═════ RECORD EXCERPTS ═════

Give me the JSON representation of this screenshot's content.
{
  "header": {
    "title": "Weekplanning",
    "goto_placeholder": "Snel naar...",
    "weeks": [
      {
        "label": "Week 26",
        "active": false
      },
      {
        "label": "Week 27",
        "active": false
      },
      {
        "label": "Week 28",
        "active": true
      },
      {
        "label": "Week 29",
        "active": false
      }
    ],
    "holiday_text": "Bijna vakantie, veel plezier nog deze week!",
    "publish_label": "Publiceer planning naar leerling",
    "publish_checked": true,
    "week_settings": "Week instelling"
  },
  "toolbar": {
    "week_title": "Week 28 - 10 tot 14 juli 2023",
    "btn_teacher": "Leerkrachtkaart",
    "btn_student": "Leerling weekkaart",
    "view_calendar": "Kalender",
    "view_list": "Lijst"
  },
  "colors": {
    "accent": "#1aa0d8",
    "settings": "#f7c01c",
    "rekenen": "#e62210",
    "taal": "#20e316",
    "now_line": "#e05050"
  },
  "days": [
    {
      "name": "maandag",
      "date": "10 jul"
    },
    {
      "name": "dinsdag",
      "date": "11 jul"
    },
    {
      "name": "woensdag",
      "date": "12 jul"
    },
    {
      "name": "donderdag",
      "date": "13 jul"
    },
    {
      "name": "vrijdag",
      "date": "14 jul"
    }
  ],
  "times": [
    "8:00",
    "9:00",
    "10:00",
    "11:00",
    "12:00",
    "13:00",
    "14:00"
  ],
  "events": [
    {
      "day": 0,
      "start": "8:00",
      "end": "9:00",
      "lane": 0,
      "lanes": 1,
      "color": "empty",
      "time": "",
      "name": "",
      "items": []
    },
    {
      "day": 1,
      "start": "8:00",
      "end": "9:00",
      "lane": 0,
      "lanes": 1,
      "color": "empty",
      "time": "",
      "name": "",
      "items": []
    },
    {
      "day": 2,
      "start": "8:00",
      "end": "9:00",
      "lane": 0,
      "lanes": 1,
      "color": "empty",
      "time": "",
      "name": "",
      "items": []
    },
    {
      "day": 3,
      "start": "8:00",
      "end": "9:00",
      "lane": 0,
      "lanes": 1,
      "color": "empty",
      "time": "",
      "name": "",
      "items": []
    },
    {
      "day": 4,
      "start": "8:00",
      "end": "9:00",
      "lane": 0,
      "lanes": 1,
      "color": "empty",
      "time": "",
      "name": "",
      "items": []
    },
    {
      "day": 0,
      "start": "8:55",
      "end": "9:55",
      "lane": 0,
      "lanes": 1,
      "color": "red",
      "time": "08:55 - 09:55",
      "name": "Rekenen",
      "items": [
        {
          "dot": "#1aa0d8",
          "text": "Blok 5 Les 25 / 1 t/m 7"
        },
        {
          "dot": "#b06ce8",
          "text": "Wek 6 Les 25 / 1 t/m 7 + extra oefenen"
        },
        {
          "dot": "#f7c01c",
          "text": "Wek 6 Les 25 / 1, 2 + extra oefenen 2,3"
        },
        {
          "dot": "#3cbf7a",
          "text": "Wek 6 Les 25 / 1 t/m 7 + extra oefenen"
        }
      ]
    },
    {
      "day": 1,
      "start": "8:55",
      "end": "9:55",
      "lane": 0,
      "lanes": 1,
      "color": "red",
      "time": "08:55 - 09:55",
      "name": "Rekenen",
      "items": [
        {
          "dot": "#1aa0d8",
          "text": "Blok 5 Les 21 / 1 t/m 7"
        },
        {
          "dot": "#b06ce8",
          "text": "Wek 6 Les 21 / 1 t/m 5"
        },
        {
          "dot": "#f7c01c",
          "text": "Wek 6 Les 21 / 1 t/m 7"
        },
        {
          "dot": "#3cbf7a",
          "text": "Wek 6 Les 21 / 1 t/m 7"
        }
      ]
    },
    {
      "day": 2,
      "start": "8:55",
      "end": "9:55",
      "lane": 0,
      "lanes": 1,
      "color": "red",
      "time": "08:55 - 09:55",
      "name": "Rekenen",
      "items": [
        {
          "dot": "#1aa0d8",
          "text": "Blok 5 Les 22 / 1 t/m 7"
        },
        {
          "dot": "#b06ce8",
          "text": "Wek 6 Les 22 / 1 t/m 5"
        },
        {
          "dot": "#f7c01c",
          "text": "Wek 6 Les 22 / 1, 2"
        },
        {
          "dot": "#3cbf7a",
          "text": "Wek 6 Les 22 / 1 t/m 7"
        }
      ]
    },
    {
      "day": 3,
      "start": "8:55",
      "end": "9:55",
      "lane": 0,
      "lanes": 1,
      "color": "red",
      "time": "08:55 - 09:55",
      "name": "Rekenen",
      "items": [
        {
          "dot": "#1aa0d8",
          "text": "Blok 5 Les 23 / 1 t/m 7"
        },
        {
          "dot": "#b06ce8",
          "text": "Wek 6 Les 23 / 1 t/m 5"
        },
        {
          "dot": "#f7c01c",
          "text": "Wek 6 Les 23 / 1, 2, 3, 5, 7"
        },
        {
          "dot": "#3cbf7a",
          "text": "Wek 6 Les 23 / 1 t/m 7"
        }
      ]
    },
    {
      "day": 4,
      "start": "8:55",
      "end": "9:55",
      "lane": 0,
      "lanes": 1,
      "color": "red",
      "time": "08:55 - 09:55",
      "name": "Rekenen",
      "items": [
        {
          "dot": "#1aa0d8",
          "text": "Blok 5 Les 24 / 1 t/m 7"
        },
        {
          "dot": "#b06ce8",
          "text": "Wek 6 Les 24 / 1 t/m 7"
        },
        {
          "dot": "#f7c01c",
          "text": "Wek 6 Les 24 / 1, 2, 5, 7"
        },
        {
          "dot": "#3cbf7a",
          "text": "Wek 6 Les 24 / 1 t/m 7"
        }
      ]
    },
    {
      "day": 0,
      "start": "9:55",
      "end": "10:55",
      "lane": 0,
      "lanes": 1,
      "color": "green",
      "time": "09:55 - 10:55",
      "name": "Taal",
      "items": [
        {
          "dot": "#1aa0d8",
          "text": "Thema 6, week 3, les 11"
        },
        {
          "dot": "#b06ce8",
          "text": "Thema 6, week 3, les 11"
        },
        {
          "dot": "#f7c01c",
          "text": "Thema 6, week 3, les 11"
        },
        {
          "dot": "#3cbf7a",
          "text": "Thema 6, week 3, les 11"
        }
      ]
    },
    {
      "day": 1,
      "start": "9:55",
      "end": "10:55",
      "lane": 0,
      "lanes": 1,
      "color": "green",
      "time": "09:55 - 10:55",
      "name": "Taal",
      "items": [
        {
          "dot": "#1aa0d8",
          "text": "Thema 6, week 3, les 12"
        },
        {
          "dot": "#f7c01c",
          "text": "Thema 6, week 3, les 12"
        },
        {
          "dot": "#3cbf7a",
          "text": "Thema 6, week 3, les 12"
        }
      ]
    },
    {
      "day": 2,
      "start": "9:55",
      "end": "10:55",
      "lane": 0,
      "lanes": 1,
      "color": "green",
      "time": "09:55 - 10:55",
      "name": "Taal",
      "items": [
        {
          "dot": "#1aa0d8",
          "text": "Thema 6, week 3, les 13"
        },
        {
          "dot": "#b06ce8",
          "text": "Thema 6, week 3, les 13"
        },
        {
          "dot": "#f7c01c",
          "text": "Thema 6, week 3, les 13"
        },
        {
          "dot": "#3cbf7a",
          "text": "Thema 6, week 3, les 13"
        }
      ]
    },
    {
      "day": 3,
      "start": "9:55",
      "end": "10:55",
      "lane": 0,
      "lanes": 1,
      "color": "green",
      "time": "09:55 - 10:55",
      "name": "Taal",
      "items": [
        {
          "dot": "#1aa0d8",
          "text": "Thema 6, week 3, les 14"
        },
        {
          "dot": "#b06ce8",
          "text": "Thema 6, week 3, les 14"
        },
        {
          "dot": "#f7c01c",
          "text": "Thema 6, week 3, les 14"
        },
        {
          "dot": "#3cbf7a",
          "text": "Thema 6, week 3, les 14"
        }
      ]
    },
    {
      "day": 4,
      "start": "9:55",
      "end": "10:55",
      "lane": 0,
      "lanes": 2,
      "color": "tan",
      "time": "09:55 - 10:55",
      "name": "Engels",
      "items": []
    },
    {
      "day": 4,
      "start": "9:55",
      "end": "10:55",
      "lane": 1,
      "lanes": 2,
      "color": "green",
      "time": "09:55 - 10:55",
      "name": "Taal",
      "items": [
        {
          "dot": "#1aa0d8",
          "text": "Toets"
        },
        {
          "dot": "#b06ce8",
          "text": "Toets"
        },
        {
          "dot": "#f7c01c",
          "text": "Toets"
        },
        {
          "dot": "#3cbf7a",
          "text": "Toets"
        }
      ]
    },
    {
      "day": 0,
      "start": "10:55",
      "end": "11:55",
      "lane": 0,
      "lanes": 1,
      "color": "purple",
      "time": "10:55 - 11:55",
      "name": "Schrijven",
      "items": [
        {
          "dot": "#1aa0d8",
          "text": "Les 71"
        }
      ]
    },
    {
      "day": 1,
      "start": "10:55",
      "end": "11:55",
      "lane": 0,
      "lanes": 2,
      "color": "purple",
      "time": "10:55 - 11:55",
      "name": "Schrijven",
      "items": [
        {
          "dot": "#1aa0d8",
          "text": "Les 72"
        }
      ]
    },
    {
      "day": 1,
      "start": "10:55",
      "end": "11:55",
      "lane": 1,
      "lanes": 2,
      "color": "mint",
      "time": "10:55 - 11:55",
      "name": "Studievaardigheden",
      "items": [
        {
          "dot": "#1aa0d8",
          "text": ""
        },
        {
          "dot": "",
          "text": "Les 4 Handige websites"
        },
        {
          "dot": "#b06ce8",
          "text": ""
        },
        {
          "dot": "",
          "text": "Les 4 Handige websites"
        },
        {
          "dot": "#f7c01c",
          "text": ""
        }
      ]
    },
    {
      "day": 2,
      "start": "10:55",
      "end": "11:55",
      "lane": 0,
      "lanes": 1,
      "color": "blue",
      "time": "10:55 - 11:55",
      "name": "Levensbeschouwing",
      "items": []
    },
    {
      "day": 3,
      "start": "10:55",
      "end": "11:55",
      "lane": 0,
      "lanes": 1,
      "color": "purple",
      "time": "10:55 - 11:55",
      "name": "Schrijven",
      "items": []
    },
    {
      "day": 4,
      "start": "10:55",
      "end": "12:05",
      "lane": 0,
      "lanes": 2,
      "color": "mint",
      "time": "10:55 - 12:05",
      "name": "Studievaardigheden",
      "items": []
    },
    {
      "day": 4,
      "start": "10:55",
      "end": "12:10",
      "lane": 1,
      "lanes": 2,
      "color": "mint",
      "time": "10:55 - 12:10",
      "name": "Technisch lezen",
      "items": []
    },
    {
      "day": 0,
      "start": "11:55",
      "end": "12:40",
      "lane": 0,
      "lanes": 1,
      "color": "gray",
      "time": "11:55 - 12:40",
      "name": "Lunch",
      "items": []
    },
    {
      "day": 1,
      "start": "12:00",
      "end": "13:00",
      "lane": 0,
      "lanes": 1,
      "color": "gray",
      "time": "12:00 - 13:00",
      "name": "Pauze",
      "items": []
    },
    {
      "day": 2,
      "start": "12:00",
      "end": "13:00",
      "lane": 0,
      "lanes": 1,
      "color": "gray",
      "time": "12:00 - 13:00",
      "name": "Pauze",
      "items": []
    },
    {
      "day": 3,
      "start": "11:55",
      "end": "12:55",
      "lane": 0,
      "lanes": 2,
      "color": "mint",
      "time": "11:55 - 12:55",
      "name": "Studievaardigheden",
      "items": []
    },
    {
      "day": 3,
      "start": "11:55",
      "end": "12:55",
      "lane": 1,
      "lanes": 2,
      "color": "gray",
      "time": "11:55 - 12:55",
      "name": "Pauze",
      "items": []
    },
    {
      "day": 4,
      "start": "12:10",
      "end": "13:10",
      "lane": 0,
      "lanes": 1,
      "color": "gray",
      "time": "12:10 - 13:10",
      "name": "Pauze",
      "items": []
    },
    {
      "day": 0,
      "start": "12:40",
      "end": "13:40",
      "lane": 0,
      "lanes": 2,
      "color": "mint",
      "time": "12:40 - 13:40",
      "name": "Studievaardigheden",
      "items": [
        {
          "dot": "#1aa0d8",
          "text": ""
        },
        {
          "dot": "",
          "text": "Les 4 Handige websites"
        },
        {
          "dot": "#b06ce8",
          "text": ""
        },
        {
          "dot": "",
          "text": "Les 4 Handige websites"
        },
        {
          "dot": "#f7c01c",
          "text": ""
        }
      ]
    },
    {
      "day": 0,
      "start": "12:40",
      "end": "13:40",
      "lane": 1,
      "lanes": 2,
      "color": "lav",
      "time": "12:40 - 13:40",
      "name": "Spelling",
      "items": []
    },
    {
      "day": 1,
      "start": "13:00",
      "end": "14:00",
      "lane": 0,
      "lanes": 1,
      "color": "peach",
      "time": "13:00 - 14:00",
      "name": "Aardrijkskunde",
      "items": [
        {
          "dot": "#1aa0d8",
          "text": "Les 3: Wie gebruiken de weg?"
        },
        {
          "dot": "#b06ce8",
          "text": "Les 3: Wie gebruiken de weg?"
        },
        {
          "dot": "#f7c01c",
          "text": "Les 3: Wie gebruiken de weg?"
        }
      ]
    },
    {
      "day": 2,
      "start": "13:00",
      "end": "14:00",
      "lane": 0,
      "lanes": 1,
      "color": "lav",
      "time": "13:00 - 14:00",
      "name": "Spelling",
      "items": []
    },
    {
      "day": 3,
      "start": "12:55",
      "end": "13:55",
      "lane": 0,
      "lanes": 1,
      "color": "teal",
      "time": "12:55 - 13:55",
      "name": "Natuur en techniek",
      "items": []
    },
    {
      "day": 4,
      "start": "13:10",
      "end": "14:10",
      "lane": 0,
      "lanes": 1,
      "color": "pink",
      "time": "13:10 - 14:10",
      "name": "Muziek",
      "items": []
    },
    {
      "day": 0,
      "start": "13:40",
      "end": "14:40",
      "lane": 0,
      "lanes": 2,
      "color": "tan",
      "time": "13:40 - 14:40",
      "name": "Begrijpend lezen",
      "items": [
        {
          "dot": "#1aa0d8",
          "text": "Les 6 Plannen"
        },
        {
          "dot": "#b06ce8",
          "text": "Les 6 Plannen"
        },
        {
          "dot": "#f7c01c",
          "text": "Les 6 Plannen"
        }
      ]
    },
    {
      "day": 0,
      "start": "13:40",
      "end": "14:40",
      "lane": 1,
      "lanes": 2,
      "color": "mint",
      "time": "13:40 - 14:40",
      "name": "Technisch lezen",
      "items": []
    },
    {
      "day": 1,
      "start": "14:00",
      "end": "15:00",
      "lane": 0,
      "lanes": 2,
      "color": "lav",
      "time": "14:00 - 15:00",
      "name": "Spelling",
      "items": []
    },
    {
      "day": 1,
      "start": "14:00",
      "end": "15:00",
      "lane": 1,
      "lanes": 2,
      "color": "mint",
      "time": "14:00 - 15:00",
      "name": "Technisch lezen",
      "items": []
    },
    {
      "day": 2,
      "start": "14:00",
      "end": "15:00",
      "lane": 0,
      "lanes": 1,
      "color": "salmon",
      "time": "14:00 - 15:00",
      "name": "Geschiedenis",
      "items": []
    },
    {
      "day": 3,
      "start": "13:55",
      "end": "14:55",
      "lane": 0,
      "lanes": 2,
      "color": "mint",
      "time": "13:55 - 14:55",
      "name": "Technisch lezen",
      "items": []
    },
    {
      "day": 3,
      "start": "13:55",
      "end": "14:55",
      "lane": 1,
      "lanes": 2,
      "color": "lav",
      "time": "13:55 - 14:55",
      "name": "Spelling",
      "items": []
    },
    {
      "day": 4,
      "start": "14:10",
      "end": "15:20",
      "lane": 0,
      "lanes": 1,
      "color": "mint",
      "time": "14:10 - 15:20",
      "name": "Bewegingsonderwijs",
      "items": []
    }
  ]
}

═════

WHAT THE TASK REQUIRES ->
Considering only the records above, state the number of lines that include the word "naar", with nothing added.

SOLUTION ->
2